* **Objective**
Reproduce each record exactly.

.....

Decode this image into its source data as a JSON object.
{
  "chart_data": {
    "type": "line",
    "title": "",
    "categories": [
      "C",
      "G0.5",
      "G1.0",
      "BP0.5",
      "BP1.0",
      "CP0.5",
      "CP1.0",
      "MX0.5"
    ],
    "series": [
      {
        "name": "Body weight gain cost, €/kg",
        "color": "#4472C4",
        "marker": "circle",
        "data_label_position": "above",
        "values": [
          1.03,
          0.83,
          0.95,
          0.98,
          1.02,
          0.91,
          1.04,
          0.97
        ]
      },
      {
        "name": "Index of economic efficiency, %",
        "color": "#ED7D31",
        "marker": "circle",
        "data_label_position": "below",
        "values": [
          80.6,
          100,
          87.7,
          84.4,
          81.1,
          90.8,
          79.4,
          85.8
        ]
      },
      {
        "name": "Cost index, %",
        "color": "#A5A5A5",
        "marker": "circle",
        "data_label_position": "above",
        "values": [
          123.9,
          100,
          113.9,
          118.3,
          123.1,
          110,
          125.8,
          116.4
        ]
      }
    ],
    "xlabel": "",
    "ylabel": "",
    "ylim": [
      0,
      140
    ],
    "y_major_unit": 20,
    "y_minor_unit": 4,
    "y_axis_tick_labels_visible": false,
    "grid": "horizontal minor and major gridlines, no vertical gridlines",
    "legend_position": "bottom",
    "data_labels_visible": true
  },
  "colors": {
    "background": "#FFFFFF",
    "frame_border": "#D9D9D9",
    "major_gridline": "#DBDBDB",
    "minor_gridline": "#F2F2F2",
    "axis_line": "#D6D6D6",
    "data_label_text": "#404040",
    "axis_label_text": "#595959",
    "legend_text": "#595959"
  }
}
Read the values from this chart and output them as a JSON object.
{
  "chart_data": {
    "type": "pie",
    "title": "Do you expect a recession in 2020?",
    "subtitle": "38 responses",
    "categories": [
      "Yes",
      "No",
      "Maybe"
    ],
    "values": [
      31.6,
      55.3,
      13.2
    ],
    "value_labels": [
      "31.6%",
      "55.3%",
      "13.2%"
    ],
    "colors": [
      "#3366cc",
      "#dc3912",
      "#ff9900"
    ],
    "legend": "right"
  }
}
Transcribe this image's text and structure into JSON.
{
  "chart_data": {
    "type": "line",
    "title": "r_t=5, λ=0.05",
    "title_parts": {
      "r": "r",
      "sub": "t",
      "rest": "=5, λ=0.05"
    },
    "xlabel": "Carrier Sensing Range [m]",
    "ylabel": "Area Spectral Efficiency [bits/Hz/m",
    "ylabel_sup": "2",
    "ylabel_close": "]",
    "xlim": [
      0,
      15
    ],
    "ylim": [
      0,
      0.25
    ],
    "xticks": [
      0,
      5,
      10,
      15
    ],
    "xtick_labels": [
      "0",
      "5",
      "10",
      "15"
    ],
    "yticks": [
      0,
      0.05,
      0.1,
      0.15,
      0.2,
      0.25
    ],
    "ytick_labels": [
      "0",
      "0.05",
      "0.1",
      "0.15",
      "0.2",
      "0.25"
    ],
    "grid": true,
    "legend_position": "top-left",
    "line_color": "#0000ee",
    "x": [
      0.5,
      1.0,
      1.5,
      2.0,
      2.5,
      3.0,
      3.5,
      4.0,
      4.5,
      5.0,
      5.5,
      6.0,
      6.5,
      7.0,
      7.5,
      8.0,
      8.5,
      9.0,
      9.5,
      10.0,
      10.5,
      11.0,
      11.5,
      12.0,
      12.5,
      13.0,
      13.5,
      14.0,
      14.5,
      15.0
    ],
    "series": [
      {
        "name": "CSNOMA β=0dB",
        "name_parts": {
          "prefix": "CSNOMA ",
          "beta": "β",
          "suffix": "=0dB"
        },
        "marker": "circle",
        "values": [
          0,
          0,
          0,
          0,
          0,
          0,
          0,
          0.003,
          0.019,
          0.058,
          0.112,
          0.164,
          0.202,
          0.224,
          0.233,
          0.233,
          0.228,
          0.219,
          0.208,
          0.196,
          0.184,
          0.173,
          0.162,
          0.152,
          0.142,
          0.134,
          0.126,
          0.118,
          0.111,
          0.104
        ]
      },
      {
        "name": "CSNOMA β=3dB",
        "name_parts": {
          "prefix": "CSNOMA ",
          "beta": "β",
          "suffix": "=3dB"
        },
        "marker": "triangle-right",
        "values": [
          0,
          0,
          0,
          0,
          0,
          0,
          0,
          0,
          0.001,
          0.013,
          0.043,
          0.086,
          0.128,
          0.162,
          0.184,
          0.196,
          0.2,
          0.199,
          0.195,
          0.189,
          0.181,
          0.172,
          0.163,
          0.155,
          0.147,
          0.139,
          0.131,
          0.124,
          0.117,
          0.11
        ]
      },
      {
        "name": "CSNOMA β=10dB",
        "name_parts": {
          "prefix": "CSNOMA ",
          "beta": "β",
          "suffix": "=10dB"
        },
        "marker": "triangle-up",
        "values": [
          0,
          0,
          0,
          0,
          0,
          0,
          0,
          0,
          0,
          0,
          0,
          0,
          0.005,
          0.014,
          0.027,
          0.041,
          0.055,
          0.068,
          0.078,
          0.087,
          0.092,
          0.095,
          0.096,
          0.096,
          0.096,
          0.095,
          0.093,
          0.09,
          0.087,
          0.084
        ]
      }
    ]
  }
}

.....

* **Full output**
Decode this image into its source data as a JSON object.
{
  "chart_data": {
    "type": "line",
    "title": "",
    "categories": [
      "C",
      "G0.5",
      "G1.0",
      "BP0.5",
      "BP1.0",
      "CP0.5",
      "CP1.0",
      "MX0.5"
    ],
    "series": [
      {
        "name": "Body weight gain cost, €/kg",
        "color": "#4472C4",
        "marker": "circle",
        "data_label_position": "above",
        "values": [
          1.03,
          0.83,
          0.95,
          0.98,
          1.02,
          0.91,
          1.04,
          0.97
        ]
      },
      {
        "name": "Index of economic efficiency, %",
        "color": "#ED7D31",
        "marker": "circle",
        "data_label_position": "below",
        "values": [
          80.6,
          100,
          87.7,
          84.4,
          81.1,
          90.8,
          79.4,
          85.8
        ]
      },
      {
        "name": "Cost index, %",
        "color": "#A5A5A5",
        "marker": "circle",
        "data_label_position": "above",
        "values": [
          123.9,
          100,
          113.9,
          118.3,
          123.1,
          110,
          125.8,
          116.4
        ]
      }
    ],
    "xlabel": "",
    "ylabel": "",
    "ylim": [
      0,
      140
    ],
    "y_major_unit": 20,
    "y_minor_unit": 4,
    "y_axis_tick_labels_visible": false,
    "grid": "horizontal minor and major gridlines, no vertical gridlines",
    "legend_position": "bottom",
    "data_labels_visible": true
  },
  "colors": {
    "background": "#FFFFFF",
    "frame_border": "#D9D9D9",
    "major_gridline": "#DBDBDB",
    "minor_gridline": "#F2F2F2",
    "axis_line": "#D6D6D6",
    "data_label_text": "#404040",
    "axis_label_text": "#595959",
    "legend_text": "#595959"
  }
}
Read the values from this chart and output them as a JSON object.
{
  "chart_data": {
    "type": "pie",
    "title": "Do you expect a recession in 2020?",
    "subtitle": "38 responses",
    "categories": [
      "Yes",
      "No",
      "Maybe"
    ],
    "values": [
      31.6,
      55.3,
      13.2
    ],
    "value_labels": [
      "31.6%",
      "55.3%",
      "13.2%"
    ],
    "colors": [
      "#3366cc",
      "#dc3912",
      "#ff9900"
    ],
    "legend": "right"
  }
}
Transcribe this image's text and structure into JSON.
{
  "chart_data": {
    "type": "line",
    "title": "r_t=5, λ=0.05",
    "title_parts": {
      "r": "r",
      "sub": "t",
      "rest": "=5, λ=0.05"
    },
    "xlabel": "Carrier Sensing Range [m]",
    "ylabel": "Area Spectral Efficiency [bits/Hz/m",
    "ylabel_sup": "2",
    "ylabel_close": "]",
    "xlim": [
      0,
      15
    ],
    "ylim": [
      0,
      0.25
    ],
    "xticks": [
      0,
      5,
      10,
      15
    ],
    "xtick_labels": [
      "0",
      "5",
      "10",
      "15"
    ],
    "yticks": [
      0,
      0.05,
      0.1,
      0.15,
      0.2,
      0.25
    ],
    "ytick_labels": [
      "0",
      "0.05",
      "0.1",
      "0.15",
      "0.2",
      "0.25"
    ],
    "grid": true,
    "legend_position": "top-left",
    "line_color": "#0000ee",
    "x": [
      0.5,
      1.0,
      1.5,
      2.0,
      2.5,
      3.0,
      3.5,
      4.0,
      4.5,
      5.0,
      5.5,
      6.0,
      6.5,
      7.0,
      7.5,
      8.0,
      8.5,
      9.0,
      9.5,
      10.0,
      10.5,
      11.0,
      11.5,
      12.0,
      12.5,
      13.0,
      13.5,
      14.0,
      14.5,
      15.0
    ],
    "series": [
      {
        "name": "CSNOMA β=0dB",
        "name_parts": {
          "prefix": "CSNOMA ",
          "beta": "β",
          "suffix": "=0dB"
        },
        "marker": "circle",
        "values": [
          0,
          0,
          0,
          0,
          0,
          0,
          0,
          0.003,
          0.019,
          0.058,
          0.112,
          0.164,
          0.202,
          0.224,
          0.233,
          0.233,
          0.228,
          0.219,
          0.208,
          0.196,
          0.184,
          0.173,
          0.162,
          0.152,
          0.142,
          0.134,
          0.126,
          0.118,
          0.111,
          0.104
        ]
      },
      {
        "name": "CSNOMA β=3dB",
        "name_parts": {
          "prefix": "CSNOMA ",
          "beta": "β",
          "suffix": "=3dB"
        },
        "marker": "triangle-right",
        "values": [
          0,
          0,
          0,
          0,
          0,
          0,
          0,
          0,
          0.001,
          0.013,
          0.043,
          0.086,
          0.128,
          0.162,
          0.184,
          0.196,
          0.2,
          0.199,
          0.195,
          0.189,
          0.181,
          0.172,
          0.163,
          0.155,
          0.147,
          0.139,
          0.131,
          0.124,
          0.117,
          0.11
        ]
      },
      {
        "name": "CSNOMA β=10dB",
        "name_parts": {
          "prefix": "CSNOMA ",
          "beta": "β",
          "suffix": "=10dB"
        },
        "marker": "triangle-up",
        "values": [
          0,
          0,
          0,
          0,
          0,
          0,
          0,
          0,
          0,
          0,
          0,
          0,
          0.005,
          0.014,
          0.027,
          0.041,
          0.055,
          0.068,
          0.078,
          0.087,
          0.092,
          0.095,
          0.096,
          0.096,
          0.096,
          0.095,
          0.093,
          0.09,
          0.087,
          0.084
        ]
      }
    ]
  }
}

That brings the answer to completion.